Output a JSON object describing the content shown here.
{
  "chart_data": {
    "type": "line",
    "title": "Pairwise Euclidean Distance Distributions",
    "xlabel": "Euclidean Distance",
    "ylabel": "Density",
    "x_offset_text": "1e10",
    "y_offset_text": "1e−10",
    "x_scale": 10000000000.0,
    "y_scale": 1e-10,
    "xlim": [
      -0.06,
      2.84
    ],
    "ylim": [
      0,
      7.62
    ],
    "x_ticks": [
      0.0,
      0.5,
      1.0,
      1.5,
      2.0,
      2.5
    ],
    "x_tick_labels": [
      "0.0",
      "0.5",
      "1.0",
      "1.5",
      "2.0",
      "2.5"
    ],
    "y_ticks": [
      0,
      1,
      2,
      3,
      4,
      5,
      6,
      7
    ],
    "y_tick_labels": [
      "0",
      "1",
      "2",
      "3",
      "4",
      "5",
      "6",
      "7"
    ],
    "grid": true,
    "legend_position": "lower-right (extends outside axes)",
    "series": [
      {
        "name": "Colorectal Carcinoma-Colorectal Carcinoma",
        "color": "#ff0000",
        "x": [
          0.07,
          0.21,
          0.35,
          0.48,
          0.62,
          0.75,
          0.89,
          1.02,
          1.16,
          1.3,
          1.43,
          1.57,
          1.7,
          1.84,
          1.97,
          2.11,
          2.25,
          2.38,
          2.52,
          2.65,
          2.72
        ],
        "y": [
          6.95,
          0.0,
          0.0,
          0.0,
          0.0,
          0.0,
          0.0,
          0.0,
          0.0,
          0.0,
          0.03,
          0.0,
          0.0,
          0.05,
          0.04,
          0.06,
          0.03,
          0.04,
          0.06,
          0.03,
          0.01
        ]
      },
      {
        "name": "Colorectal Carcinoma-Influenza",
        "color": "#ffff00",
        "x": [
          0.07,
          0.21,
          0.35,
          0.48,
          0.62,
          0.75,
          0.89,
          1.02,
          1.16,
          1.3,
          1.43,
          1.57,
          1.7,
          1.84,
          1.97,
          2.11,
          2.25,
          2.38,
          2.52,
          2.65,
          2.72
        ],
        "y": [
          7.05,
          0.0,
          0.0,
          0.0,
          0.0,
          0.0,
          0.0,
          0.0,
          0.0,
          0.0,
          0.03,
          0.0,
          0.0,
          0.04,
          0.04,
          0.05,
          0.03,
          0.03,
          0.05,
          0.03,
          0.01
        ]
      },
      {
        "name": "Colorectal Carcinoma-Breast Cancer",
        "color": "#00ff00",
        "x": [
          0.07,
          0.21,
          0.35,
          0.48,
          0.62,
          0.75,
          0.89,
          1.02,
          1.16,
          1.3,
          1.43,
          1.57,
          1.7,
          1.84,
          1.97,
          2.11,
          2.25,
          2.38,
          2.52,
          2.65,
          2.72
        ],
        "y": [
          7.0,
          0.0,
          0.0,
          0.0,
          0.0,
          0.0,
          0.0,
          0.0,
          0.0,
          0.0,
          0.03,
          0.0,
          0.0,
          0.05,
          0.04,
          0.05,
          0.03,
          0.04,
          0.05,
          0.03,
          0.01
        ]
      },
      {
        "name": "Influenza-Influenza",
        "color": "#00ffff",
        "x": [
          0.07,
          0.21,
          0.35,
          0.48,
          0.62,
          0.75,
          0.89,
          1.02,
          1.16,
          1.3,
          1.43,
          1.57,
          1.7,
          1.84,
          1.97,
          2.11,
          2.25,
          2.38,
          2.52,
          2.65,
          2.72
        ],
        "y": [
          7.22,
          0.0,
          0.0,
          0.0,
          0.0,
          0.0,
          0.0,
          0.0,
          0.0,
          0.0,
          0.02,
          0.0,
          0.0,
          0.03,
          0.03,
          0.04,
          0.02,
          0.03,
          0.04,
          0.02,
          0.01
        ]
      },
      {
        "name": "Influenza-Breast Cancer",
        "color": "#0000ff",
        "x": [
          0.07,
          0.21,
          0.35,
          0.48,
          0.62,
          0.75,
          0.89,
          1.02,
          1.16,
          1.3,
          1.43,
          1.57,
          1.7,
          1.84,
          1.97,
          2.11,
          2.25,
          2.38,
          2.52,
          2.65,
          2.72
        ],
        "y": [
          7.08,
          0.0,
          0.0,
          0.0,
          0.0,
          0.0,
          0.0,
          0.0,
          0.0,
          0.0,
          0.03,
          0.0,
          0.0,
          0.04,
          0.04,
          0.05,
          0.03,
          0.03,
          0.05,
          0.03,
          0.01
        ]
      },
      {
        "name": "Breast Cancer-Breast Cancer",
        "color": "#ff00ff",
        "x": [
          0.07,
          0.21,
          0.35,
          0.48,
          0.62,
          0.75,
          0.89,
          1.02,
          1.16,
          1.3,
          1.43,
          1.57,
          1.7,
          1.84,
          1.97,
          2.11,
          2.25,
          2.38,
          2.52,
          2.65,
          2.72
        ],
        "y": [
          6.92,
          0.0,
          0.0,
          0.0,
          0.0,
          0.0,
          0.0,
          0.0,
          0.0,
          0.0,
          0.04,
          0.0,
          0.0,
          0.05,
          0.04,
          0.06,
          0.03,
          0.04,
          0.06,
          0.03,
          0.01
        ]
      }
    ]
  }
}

☆ ☆ ☆ ☆ ☆

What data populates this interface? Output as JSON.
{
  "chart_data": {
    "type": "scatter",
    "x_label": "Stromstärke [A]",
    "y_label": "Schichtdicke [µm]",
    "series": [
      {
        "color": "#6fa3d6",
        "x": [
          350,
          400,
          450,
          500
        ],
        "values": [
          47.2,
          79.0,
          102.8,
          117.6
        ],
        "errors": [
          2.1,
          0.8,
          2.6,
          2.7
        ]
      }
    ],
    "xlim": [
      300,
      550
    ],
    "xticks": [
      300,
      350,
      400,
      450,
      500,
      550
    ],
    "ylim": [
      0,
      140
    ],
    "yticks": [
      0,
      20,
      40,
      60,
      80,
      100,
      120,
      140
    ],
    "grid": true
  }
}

☆ ☆ ☆ ☆ ☆

[Given exercise] Determine the number of lines containing "Distance". Write only that number.

[Right answer] 2